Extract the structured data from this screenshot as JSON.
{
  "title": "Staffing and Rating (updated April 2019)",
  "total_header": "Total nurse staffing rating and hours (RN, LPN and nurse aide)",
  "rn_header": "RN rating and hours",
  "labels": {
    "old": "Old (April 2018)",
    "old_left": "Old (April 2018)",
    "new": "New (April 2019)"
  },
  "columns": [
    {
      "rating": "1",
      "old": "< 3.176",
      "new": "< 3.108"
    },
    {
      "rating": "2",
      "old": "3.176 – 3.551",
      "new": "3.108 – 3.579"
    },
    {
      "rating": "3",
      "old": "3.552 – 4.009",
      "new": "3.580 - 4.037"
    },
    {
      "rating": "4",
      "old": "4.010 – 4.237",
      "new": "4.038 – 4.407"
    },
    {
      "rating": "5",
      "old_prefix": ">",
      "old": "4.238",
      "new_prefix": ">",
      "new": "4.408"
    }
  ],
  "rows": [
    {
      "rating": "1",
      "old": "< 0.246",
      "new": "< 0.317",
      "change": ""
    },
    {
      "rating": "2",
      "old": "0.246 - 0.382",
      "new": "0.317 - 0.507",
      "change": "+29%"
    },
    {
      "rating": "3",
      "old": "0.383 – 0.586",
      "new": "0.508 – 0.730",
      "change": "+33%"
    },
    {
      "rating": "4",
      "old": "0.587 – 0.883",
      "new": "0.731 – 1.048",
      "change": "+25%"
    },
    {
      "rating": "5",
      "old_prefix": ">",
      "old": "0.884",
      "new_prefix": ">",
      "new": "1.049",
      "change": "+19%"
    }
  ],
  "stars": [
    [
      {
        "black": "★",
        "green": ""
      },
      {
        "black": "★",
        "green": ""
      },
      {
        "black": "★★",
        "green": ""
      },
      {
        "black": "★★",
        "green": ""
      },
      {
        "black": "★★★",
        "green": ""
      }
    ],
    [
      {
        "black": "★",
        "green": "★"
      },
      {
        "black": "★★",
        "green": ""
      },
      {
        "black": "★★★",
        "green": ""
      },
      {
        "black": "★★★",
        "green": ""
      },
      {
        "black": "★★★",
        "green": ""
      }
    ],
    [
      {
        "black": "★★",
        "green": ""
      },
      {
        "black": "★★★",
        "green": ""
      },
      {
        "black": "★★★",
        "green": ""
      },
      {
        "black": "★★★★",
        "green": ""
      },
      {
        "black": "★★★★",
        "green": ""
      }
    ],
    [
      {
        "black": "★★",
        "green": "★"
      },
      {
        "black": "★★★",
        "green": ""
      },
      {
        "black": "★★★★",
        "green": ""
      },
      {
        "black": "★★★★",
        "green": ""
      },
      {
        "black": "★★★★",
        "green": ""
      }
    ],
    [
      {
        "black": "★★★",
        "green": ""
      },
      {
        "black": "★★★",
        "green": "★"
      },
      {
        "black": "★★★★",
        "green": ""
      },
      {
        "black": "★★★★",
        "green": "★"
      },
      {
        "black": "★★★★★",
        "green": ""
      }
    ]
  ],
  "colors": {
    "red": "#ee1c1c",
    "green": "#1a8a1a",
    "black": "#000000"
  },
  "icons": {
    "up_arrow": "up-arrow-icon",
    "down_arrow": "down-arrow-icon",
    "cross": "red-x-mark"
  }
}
——————————
Pick out every line above that holds the word "hours" and copy it.

  "total_header": "Total nurse staffing rating and hours (RN, LPN and nurse aide)",
  "rn_header": "RN rating and hours",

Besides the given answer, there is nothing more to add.